- TEXT PROVIDED
----

How one must be Jack-of-all trades in a country where no trades are known,
it is difficult to imagine unless on the spot.’—Mackay of Uganda.
‘Fear God and work hard .‘—Livingstone’s
last Advice to the Scholars of Scotland.
‘The best place in which to bring up
a child is an honest farmhouse.’—
John Locke, the Phi losofther.
‘If any one has a choice of birth
and training, let him fix upon a farmhouse.
‘—President M’Cosh of Princeton College.
To the words of Locke and M’Cosh
experience would add: provided the farm be not rack-rented, and the
farmer’s lot be midway between crushing poverty and enervating
superfluity; provided also that the family live in a genial Christian
atmosphere, and cherish a due appreciation of education.
Such homes have been the chief
nurseries and storehouses of Scotland’s intellectual and spiritual power,
and in such a home James Stewart spent his youth. It was the best
university in the world for the work of his life. It developed his powers
of endurance, which were to be so severely tested, and it gave him a
knowledge of farming, without which Lovedale and his life must have been
the poorer. He was then girded for his tasks, though he knew it not.
He was a moral engineer and
constructor of works for the uplift of the native. The aim was to raise
his whole life, and to raise it very high. It was plain that this could
not be done so long as the native scorned work. Stewart reverenced
industry as the mother, nurse, and guardian of many virtues, while sloth
converts the soul into the devil’s forge. His creed on its earthward side
was after Carlyle’s heart He believed thoroughly that work is the portion
of every son of Adam; that the best of it is, not the wages, but the work
itself well done; that honest work makes a man, and scamped work a scamp.

----

- DATASET EXCERPT
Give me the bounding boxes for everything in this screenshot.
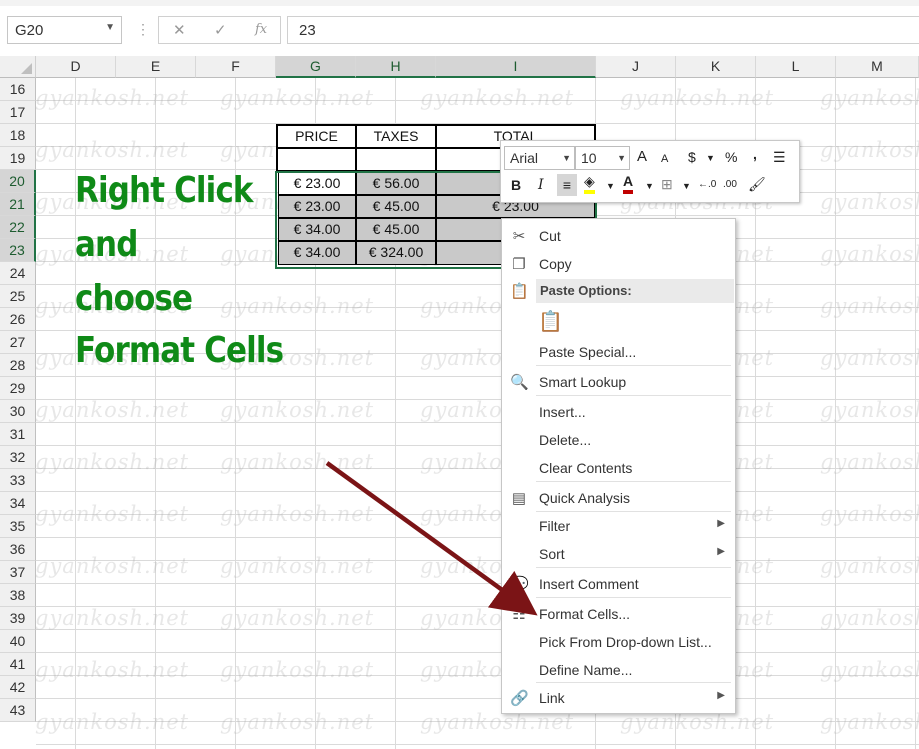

----

- OBJECTIVES
1 – Repeat word for word the part of the passage about James Stewart that opens with the words containing "He was a moral" and closes with "work a scamp.".
2 – In the passage about James Stewart, what did Stewart revere as the mother, nurse, and guardian of many virtues?
The data has no connection to the passage about James Stewart.

- EXERCISE RESPONSES
1 –
He was a moral engineer and
constructor of works for the uplift of the native. The aim was to raise
his whole life, and to raise it very high. It was plain that this could
not be done so long as the native scorned work. Stewart reverenced
industry as the mother, nurse, and guardian of many virtues, while sloth
converts the soul into the devil’s forge. His creed on its earthward side
was after Carlyle’s heart He believed thoroughly that work is the portion
of every son of Adam; that the best of it is, not the wages, but the work
itself well done; that honest work makes a man, and scamped work a scamp.

2 – Industry.